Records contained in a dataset
*****
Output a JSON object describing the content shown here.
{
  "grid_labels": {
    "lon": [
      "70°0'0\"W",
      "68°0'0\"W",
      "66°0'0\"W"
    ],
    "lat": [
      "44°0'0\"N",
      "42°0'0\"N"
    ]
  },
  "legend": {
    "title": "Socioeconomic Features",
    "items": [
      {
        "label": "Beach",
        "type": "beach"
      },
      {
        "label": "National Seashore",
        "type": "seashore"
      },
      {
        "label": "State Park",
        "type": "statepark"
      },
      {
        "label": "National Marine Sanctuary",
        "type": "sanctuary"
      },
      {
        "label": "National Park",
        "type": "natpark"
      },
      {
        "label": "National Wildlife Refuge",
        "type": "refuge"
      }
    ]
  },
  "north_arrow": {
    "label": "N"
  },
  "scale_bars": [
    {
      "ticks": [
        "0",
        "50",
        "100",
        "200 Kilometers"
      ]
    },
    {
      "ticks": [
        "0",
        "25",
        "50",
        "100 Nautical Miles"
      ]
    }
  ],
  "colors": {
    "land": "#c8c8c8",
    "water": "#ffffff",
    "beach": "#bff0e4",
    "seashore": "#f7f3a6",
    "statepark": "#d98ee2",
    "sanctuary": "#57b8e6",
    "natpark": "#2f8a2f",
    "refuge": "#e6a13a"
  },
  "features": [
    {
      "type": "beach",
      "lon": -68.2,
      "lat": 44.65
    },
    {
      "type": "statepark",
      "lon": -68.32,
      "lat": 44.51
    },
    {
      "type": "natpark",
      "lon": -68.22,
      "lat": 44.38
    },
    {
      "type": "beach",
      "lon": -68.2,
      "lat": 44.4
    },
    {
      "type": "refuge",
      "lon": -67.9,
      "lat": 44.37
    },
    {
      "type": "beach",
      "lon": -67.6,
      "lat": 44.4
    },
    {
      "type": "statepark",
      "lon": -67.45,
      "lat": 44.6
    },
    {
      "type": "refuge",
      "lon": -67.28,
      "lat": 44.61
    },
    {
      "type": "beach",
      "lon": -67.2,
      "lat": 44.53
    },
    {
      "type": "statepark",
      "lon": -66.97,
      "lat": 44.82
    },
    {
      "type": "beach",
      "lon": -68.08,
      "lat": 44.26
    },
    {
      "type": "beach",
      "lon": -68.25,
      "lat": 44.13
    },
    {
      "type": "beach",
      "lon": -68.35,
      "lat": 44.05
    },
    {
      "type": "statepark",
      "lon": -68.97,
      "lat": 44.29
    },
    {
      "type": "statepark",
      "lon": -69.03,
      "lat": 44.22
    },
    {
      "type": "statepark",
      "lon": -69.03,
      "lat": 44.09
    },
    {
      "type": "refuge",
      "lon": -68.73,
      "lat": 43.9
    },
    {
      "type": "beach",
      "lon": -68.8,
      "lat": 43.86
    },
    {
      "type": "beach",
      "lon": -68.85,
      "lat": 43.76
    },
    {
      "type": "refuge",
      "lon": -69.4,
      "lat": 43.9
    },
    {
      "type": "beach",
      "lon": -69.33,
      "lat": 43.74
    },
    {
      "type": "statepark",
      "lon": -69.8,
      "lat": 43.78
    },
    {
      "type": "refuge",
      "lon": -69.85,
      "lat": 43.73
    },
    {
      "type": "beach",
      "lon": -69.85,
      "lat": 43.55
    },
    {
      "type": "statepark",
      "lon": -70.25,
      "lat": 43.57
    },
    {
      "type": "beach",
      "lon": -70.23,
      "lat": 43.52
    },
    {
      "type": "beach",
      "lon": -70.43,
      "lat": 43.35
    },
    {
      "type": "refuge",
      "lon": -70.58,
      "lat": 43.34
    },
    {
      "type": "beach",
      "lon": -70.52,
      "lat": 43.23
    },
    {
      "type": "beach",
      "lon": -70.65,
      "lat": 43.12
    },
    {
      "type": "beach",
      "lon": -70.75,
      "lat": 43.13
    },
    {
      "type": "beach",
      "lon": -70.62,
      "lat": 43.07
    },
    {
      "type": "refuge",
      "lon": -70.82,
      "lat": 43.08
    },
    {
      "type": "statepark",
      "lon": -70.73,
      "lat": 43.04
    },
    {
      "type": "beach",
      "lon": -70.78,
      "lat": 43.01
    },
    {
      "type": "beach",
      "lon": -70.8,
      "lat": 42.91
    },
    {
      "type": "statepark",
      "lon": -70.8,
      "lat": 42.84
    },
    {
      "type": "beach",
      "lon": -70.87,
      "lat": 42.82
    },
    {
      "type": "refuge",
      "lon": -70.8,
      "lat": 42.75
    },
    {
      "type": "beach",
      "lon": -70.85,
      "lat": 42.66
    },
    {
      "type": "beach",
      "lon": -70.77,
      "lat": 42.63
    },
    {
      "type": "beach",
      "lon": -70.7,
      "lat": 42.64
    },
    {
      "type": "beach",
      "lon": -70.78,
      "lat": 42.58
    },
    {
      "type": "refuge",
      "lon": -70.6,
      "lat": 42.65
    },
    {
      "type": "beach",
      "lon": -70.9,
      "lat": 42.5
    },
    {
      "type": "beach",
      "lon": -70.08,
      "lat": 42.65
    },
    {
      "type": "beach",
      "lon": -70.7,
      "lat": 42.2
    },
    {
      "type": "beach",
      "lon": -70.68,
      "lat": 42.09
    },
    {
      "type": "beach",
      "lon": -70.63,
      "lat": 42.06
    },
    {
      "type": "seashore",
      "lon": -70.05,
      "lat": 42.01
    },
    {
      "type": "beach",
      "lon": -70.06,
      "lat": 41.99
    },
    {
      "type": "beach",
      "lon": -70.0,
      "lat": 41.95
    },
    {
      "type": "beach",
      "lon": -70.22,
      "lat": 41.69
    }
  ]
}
*****
| WRITTEN EXERCISE |
Reproduce the material above exactly; please quote every line of it.

| ANSWER IN FULL |
Output a JSON object describing the content shown here.
{
  "grid_labels": {
    "lon": [
      "70°0'0\"W",
      "68°0'0\"W",
      "66°0'0\"W"
    ],
    "lat": [
      "44°0'0\"N",
      "42°0'0\"N"
    ]
  },
  "legend": {
    "title": "Socioeconomic Features",
    "items": [
      {
        "label": "Beach",
        "type": "beach"
      },
      {
        "label": "National Seashore",
        "type": "seashore"
      },
      {
        "label": "State Park",
        "type": "statepark"
      },
      {
        "label": "National Marine Sanctuary",
        "type": "sanctuary"
      },
      {
        "label": "National Park",
        "type": "natpark"
      },
      {
        "label": "National Wildlife Refuge",
        "type": "refuge"
      }
    ]
  },
  "north_arrow": {
    "label": "N"
  },
  "scale_bars": [
    {
      "ticks": [
        "0",
        "50",
        "100",
        "200 Kilometers"
      ]
    },
    {
      "ticks": [
        "0",
        "25",
        "50",
        "100 Nautical Miles"
      ]
    }
  ],
  "colors": {
    "land": "#c8c8c8",
    "water": "#ffffff",
    "beach": "#bff0e4",
    "seashore": "#f7f3a6",
    "statepark": "#d98ee2",
    "sanctuary": "#57b8e6",
    "natpark": "#2f8a2f",
    "refuge": "#e6a13a"
  },
  "features": [
    {
      "type": "beach",
      "lon": -68.2,
      "lat": 44.65
    },
    {
      "type": "statepark",
      "lon": -68.32,
      "lat": 44.51
    },
    {
      "type": "natpark",
      "lon": -68.22,
      "lat": 44.38
    },
    {
      "type": "beach",
      "lon": -68.2,
      "lat": 44.4
    },
    {
      "type": "refuge",
      "lon": -67.9,
      "lat": 44.37
    },
    {
      "type": "beach",
      "lon": -67.6,
      "lat": 44.4
    },
    {
      "type": "statepark",
      "lon": -67.45,
      "lat": 44.6
    },
    {
      "type": "refuge",
      "lon": -67.28,
      "lat": 44.61
    },
    {
      "type": "beach",
      "lon": -67.2,
      "lat": 44.53
    },
    {
      "type": "statepark",
      "lon": -66.97,
      "lat": 44.82
    },
    {
      "type": "beach",
      "lon": -68.08,
      "lat": 44.26
    },
    {
      "type": "beach",
      "lon": -68.25,
      "lat": 44.13
    },
    {
      "type": "beach",
      "lon": -68.35,
      "lat": 44.05
    },
    {
      "type": "statepark",
      "lon": -68.97,
      "lat": 44.29
    },
    {
      "type": "statepark",
      "lon": -69.03,
      "lat": 44.22
    },
    {
      "type": "statepark",
      "lon": -69.03,
      "lat": 44.09
    },
    {
      "type": "refuge",
      "lon": -68.73,
      "lat": 43.9
    },
    {
      "type": "beach",
      "lon": -68.8,
      "lat": 43.86
    },
    {
      "type": "beach",
      "lon": -68.85,
      "lat": 43.76
    },
    {
      "type": "refuge",
      "lon": -69.4,
      "lat": 43.9
    },
    {
      "type": "beach",
      "lon": -69.33,
      "lat": 43.74
    },
    {
      "type": "statepark",
      "lon": -69.8,
      "lat": 43.78
    },
    {
      "type": "refuge",
      "lon": -69.85,
      "lat": 43.73
    },
    {
      "type": "beach",
      "lon": -69.85,
      "lat": 43.55
    },
    {
      "type": "statepark",
      "lon": -70.25,
      "lat": 43.57
    },
    {
      "type": "beach",
      "lon": -70.23,
      "lat": 43.52
    },
    {
      "type": "beach",
      "lon": -70.43,
      "lat": 43.35
    },
    {
      "type": "refuge",
      "lon": -70.58,
      "lat": 43.34
    },
    {
      "type": "beach",
      "lon": -70.52,
      "lat": 43.23
    },
    {
      "type": "beach",
      "lon": -70.65,
      "lat": 43.12
    },
    {
      "type": "beach",
      "lon": -70.75,
      "lat": 43.13
    },
    {
      "type": "beach",
      "lon": -70.62,
      "lat": 43.07
    },
    {
      "type": "refuge",
      "lon": -70.82,
      "lat": 43.08
    },
    {
      "type": "statepark",
      "lon": -70.73,
      "lat": 43.04
    },
    {
      "type": "beach",
      "lon": -70.78,
      "lat": 43.01
    },
    {
      "type": "beach",
      "lon": -70.8,
      "lat": 42.91
    },
    {
      "type": "statepark",
      "lon": -70.8,
      "lat": 42.84
    },
    {
      "type": "beach",
      "lon": -70.87,
      "lat": 42.82
    },
    {
      "type": "refuge",
      "lon": -70.8,
      "lat": 42.75
    },
    {
      "type": "beach",
      "lon": -70.85,
      "lat": 42.66
    },
    {
      "type": "beach",
      "lon": -70.77,
      "lat": 42.63
    },
    {
      "type": "beach",
      "lon": -70.7,
      "lat": 42.64
    },
    {
      "type": "beach",
      "lon": -70.78,
      "lat": 42.58
    },
    {
      "type": "refuge",
      "lon": -70.6,
      "lat": 42.65
    },
    {
      "type": "beach",
      "lon": -70.9,
      "lat": 42.5
    },
    {
      "type": "beach",
      "lon": -70.08,
      "lat": 42.65
    },
    {
      "type": "beach",
      "lon": -70.7,
      "lat": 42.2
    },
    {
      "type": "beach",
      "lon": -70.68,
      "lat": 42.09
    },
    {
      "type": "beach",
      "lon": -70.63,
      "lat": 42.06
    },
    {
      "type": "seashore",
      "lon": -70.05,
      "lat": 42.01
    },
    {
      "type": "beach",
      "lon": -70.06,
      "lat": 41.99
    },
    {
      "type": "beach",
      "lon": -70.0,
      "lat": 41.95
    },
    {
      "type": "beach",
      "lon": -70.22,
      "lat": 41.69
    }
  ]
}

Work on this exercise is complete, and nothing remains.